-- What is asked --
Write out each line beneath this one exactly as it reads.
***** Material *****
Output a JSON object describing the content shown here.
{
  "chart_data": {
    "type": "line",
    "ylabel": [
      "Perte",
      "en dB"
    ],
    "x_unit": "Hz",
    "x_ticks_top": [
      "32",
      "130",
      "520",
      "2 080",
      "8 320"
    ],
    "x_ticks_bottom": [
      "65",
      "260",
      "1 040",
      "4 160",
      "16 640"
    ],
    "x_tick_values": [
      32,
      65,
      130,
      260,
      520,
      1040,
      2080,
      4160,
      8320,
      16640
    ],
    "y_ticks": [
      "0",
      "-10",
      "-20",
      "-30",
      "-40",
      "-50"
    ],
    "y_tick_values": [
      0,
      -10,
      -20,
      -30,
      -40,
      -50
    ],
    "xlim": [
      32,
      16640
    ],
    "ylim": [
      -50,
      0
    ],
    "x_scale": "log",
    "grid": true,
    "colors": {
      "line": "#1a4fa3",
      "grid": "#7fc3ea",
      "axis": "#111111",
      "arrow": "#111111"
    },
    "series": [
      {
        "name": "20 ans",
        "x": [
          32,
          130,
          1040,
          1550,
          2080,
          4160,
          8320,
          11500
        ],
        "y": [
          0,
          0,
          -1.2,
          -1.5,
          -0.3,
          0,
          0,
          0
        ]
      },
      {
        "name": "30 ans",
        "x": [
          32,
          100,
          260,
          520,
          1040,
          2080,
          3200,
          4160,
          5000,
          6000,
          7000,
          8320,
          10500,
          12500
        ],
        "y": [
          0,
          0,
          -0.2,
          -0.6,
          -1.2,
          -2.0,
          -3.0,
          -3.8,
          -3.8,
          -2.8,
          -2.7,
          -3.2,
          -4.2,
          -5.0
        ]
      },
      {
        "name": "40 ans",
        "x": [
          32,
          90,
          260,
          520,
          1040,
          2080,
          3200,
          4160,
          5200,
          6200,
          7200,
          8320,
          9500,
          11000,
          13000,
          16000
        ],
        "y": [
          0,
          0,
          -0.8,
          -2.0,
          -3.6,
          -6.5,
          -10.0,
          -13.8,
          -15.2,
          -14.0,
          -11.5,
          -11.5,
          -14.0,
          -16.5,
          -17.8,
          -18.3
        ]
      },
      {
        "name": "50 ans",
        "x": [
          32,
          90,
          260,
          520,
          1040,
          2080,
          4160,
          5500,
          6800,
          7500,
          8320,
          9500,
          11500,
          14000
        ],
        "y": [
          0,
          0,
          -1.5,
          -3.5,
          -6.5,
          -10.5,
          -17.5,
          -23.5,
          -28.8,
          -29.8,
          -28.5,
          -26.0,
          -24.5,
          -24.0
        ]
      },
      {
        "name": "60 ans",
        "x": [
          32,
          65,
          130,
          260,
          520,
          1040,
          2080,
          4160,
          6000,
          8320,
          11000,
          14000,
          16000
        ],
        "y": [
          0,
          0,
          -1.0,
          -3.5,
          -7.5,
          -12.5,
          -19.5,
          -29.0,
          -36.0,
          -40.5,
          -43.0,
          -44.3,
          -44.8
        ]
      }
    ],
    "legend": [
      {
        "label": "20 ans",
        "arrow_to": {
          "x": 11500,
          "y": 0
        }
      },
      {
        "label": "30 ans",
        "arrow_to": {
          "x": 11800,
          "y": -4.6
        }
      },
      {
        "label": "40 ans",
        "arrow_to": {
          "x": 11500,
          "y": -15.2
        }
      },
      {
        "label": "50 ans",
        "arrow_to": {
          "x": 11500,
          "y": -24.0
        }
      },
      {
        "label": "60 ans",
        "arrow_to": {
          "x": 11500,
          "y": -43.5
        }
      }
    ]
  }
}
*****
-- Solution to the problem --
Output a JSON object describing the content shown here.
{
  "chart_data": {
    "type": "line",
    "ylabel": [
      "Perte",
      "en dB"
    ],
    "x_unit": "Hz",
    "x_ticks_top": [
      "32",
      "130",
      "520",
      "2 080",
      "8 320"
    ],
    "x_ticks_bottom": [
      "65",
      "260",
      "1 040",
      "4 160",
      "16 640"
    ],
    "x_tick_values": [
      32,
      65,
      130,
      260,
      520,
      1040,
      2080,
      4160,
      8320,
      16640
    ],
    "y_ticks": [
      "0",
      "-10",
      "-20",
      "-30",
      "-40",
      "-50"
    ],
    "y_tick_values": [
      0,
      -10,
      -20,
      -30,
      -40,
      -50
    ],
    "xlim": [
      32,
      16640
    ],
    "ylim": [
      -50,
      0
    ],
    "x_scale": "log",
    "grid": true,
    "colors": {
      "line": "#1a4fa3",
      "grid": "#7fc3ea",
      "axis": "#111111",
      "arrow": "#111111"
    },
    "series": [
      {
        "name": "20 ans",
        "x": [
          32,
          130,
          1040,
          1550,
          2080,
          4160,
          8320,
          11500
        ],
        "y": [
          0,
          0,
          -1.2,
          -1.5,
          -0.3,
          0,
          0,
          0
        ]
      },
      {
        "name": "30 ans",
        "x": [
          32,
          100,
          260,
          520,
          1040,
          2080,
          3200,
          4160,
          5000,
          6000,
          7000,
          8320,
          10500,
          12500
        ],
        "y": [
          0,
          0,
          -0.2,
          -0.6,
          -1.2,
          -2.0,
          -3.0,
          -3.8,
          -3.8,
          -2.8,
          -2.7,
          -3.2,
          -4.2,
          -5.0
        ]
      },
      {
        "name": "40 ans",
        "x": [
          32,
          90,
          260,
          520,
          1040,
          2080,
          3200,
          4160,
          5200,
          6200,
          7200,
          8320,
          9500,
          11000,
          13000,
          16000
        ],
        "y": [
          0,
          0,
          -0.8,
          -2.0,
          -3.6,
          -6.5,
          -10.0,
          -13.8,
          -15.2,
          -14.0,
          -11.5,
          -11.5,
          -14.0,
          -16.5,
          -17.8,
          -18.3
        ]
      },
      {
        "name": "50 ans",
        "x": [
          32,
          90,
          260,
          520,
          1040,
          2080,
          4160,
          5500,
          6800,
          7500,
          8320,
          9500,
          11500,
          14000
        ],
        "y": [
          0,
          0,
          -1.5,
          -3.5,
          -6.5,
          -10.5,
          -17.5,
          -23.5,
          -28.8,
          -29.8,
          -28.5,
          -26.0,
          -24.5,
          -24.0
        ]
      },
      {
        "name": "60 ans",
        "x": [
          32,
          65,
          130,
          260,
          520,
          1040,
          2080,
          4160,
          6000,
          8320,
          11000,
          14000,
          16000
        ],
        "y": [
          0,
          0,
          -1.0,
          -3.5,
          -7.5,
          -12.5,
          -19.5,
          -29.0,
          -36.0,
          -40.5,
          -43.0,
          -44.3,
          -44.8
        ]
      }
    ],
    "legend": [
      {
        "label": "20 ans",
        "arrow_to": {
          "x": 11500,
          "y": 0
        }
      },
      {
        "label": "30 ans",
        "arrow_to": {
          "x": 11800,
          "y": -4.6
        }
      },
      {
        "label": "40 ans",
        "arrow_to": {
          "x": 11500,
          "y": -15.2
        }
      },
      {
        "label": "50 ans",
        "arrow_to": {
          "x": 11500,
          "y": -24.0
        }
      },
      {
        "label": "60 ans",
        "arrow_to": {
          "x": 11500,
          "y": -43.5
        }
      }
    ]
  }
}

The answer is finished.